» WRITTEN INSTRUCTION
Locate each line containing the string "could" and copy it out.

» EXCERPTED DATA
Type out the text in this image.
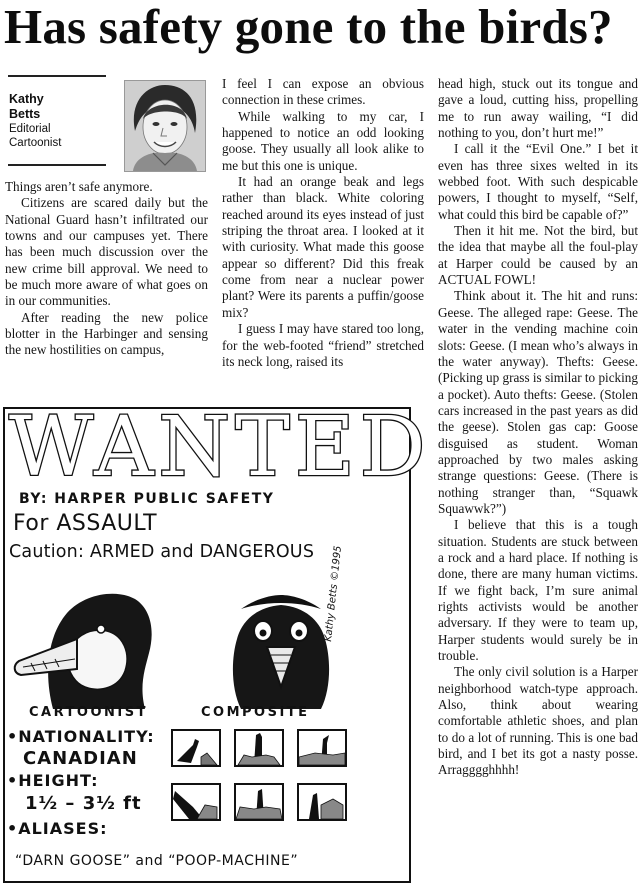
Has safety gone to the birds?
Kathy
Betts
Editorial
Cartoonist

Things aren’t safe anymore.

Citizens are scared daily but the National Guard hasn’t infiltrated our towns and our campuses yet. There has been much discussion over the new crime bill approval. We need to be much more aware of what goes on in our communities.

After reading the new police blotter in the Harbinger and sensing the new hostilities on campus,

I feel I can expose an obvious connection in these crimes.

While walking to my car, I happened to notice an odd looking goose. They usually all look alike to me but this one is unique.

It had an orange beak and legs rather than black. White coloring reached around its eyes instead of just striping the throat area. I looked at it with curiosity. What made this goose appear so different? Did this freak come from near a nuclear power plant? Were its parents a puffin/goose mix?

I guess I may have stared too long, for the web-footed “friend” stretched its neck long, raised its

head high, stuck out its tongue and gave a loud, cutting hiss, propelling me to run away wailing, “I did nothing to you, don’t hurt me!”

I call it the “Evil One.” I bet it even has three sixes welted in its webbed foot. With such despicable powers, I thought to myself, “Self, what could this bird be capable of?”

Then it hit me. Not the bird, but the idea that maybe all the foul-play at Harper could be caused by an ACTUAL FOWL!

Think about it. The hit and runs: Geese. The alleged rape: Geese. The water in the vending machine coin slots: Geese. (I mean who’s always in the water anyway). Thefts: Geese. (Picking up grass is similar to picking a pocket). Auto thefts: Geese. (Stolen cars increased in the past years as did the geese). Stolen gas cap: Goose disguised as student. Woman approached by two males asking strange questions: Geese. (There is nothing stranger than, “Squawk Squawwk?”)

I believe that this is a tough situation. Students are stuck between a rock and a hard place. If nothing is done, there are many human victims. If we fight back, I’m sure animal rights activists would be another adversary. If they were to team up, Harper students would surely be in trouble.

The only civil solution is a Harper neighborhood watch-type approach. Also, think about wearing comfortable athletic shoes, and plan to do a lot of running. This is one bad bird, and I bet its got a nasty posse. Arragggghhhh!

WANTED
BY: HARPER PUBLIC SAFETY
For ASSAULT
Caution: ARMED and DANGEROUS Kathy Betts ©1995
CARTOONIST	COMPOSITE
•NATIONALITY:
CANADIAN
•HEIGHT:
1½ – 3½ ft
•ALIASES:
“DARN GOOSE” and “POOP-MACHINE”
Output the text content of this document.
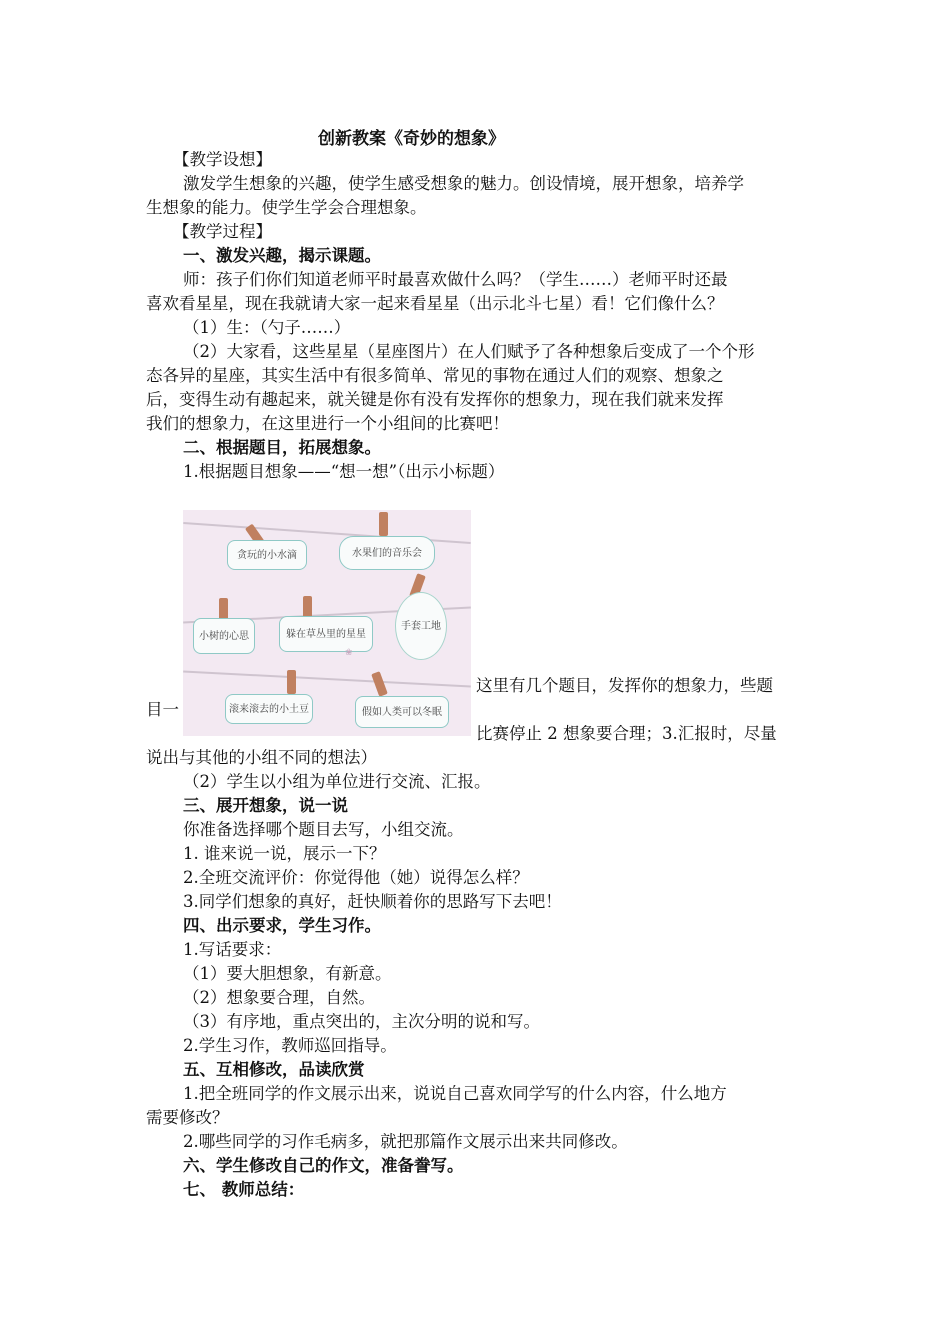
创新教案《奇妙的想象》
【教学设想】
激发学生想象的兴趣，使学生感受想象的魅力。创设情境，展开想象，培养学
生想象的能力。使学生学会合理想象。
【教学过程】
一、激发兴趣，揭示课题。
师：孩子们你们知道老师平时最喜欢做什么吗？（学生……）老师平时还最
喜欢看星星，现在我就请大家一起来看星星（出示北斗七星）看！它们像什么？
（1）生：（勺子……）
（2）大家看，这些星星（星座图片）在人们赋予了各种想象后变成了一个个形
态各异的星座，其实生活中有很多简单、常见的事物在通过人们的观察、想象之
后，变得生动有趣起来，就关键是你有没有发挥你的想象力，现在我们就来发挥
我们的想象力，在这里进行一个小组间的比赛吧！
二、根据题目，拓展想象。
1.根据题目想象——“想一想”（出示小标题）
这里有几个题目，发挥你的想象力，些题
目一
比赛停止 2 想象要合理；3.汇报时，尽量
说出与其他的小组不同的想法）
（2）学生以小组为单位进行交流、汇报。
三、展开想象，说一说
你准备选择哪个题目去写，小组交流。
1. 谁来说一说，展示一下？
2.全班交流评价：你觉得他（她）说得怎么样？
3.同学们想象的真好，赶快顺着你的思路写下去吧！
四、出示要求，学生习作。
1.写话要求：
（1）要大胆想象，有新意。
（2）想象要合理，自然。
（3）有序地，重点突出的，主次分明的说和写。
2.学生习作，教师巡回指导。
五、互相修改，品读欣赏
1.把全班同学的作文展示出来，说说自己喜欢同学写的什么内容，什么地方
需要修改？
2.哪些同学的习作毛病多，就把那篇作文展示出来共同修改。
六、学生修改自己的作文，准备誊写。
七、 教师总结：
贪玩的小水滴	水果们的音乐会
小树的心思	躲在草丛里的星星
❀
手套工地
滚来滚去的小土豆	假如人类可以冬眠
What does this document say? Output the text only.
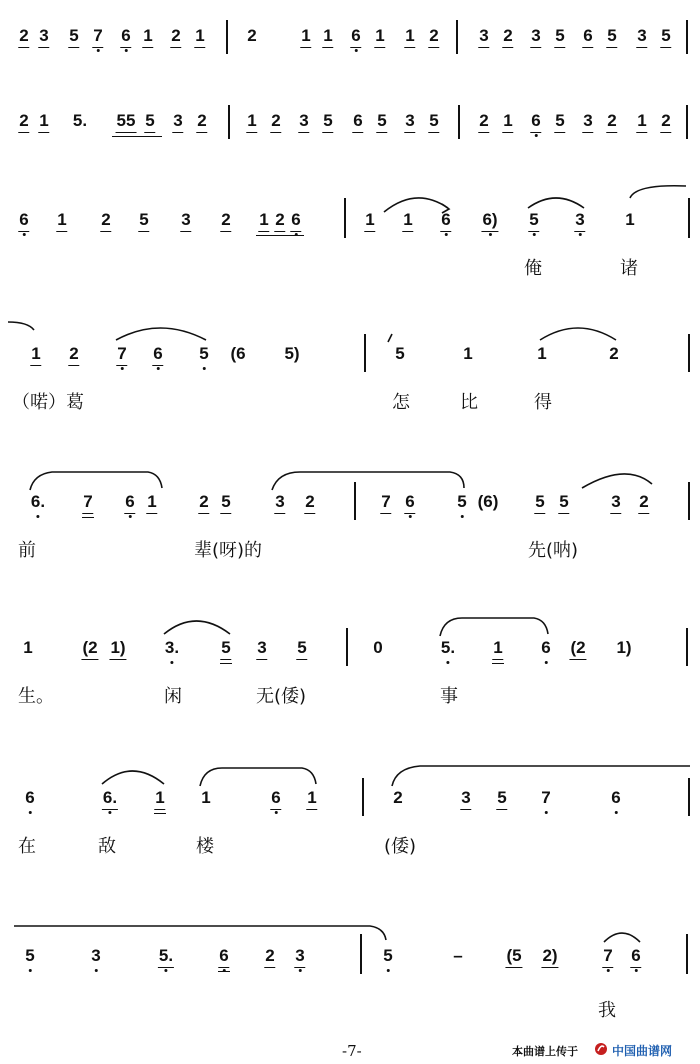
2 3 5 7 6 1 2 1	2	1 1 6 1 1 2 3 2 3 5 6 5 3 5
2 1 5. 55 5 3 2 1 2 3 5 6 5 3 5 2 1 6 5 3 2 1 2
6 1 2 5 3 2 1 2 6	1 1 6 6) 5 3 1
俺	诸
1 2 7 6 5 (6 5)	5	1	1	2
（喏）葛	怎	比	得
6. 7 6 1	2 5	3 2	7 6	5 (6) 5 5	3 2
前	辈(呀)的	先(呐)
1	(2 1) 3. 5 3 5	0	5. 1 6 (2 1)
生。	闲	无(倭)	事
6	6. 1 1	6 1	2	3 5 7	6
在	敌	楼	(倭)
5	3	5.	6 2 3	5	–	(5 2)	7 6
我
-7-	本曲谱上传于	中国曲谱网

» REPLY TO THE TASK
I call it the “Evil One.” I bet it even has three sixes welted in its webbed foot. With such despicable powers, I thought to myself, “Self, what could this bird be capable of?”
Then it hit me. Not the bird, but the idea that maybe all the foul-play at Harper could be caused by an ACTUAL FOWL!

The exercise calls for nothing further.